## What you need to do
Repeat, line for line, the entries printed below.

## Provided data

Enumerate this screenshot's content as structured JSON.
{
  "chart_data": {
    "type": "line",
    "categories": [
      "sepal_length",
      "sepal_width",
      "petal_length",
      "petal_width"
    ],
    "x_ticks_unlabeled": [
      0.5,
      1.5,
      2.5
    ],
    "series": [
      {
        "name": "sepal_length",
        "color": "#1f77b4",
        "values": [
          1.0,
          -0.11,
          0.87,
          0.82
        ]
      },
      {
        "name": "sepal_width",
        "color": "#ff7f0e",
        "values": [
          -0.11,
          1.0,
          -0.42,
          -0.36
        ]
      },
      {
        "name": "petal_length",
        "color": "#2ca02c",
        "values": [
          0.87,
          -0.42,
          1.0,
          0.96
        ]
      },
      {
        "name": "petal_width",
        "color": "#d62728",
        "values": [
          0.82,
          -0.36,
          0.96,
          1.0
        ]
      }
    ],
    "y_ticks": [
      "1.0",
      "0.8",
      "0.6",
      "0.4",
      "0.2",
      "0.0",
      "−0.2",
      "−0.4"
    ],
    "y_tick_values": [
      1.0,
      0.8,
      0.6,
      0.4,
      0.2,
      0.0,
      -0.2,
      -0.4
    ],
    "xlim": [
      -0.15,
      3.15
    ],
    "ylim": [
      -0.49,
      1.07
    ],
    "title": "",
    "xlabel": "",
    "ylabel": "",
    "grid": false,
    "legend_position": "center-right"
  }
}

## Output
Enumerate this screenshot's content as structured JSON.
{
  "chart_data": {
    "type": "line",
    "categories": [
      "sepal_length",
      "sepal_width",
      "petal_length",
      "petal_width"
    ],
    "x_ticks_unlabeled": [
      0.5,
      1.5,
      2.5
    ],
    "series": [
      {
        "name": "sepal_length",
        "color": "#1f77b4",
        "values": [
          1.0,
          -0.11,
          0.87,
          0.82
        ]
      },
      {
        "name": "sepal_width",
        "color": "#ff7f0e",
        "values": [
          -0.11,
          1.0,
          -0.42,
          -0.36
        ]
      },
      {
        "name": "petal_length",
        "color": "#2ca02c",
        "values": [
          0.87,
          -0.42,
          1.0,
          0.96
        ]
      },
      {
        "name": "petal_width",
        "color": "#d62728",
        "values": [
          0.82,
          -0.36,
          0.96,
          1.0
        ]
      }
    ],
    "y_ticks": [
      "1.0",
      "0.8",
      "0.6",
      "0.4",
      "0.2",
      "0.0",
      "−0.2",
      "−0.4"
    ],
    "y_tick_values": [
      1.0,
      0.8,
      0.6,
      0.4,
      0.2,
      0.0,
      -0.2,
      -0.4
    ],
    "xlim": [
      -0.15,
      3.15
    ],
    "ylim": [
      -0.49,
      1.07
    ],
    "title": "",
    "xlabel": "",
    "ylabel": "",
    "grid": false,
    "legend_position": "center-right"
  }
}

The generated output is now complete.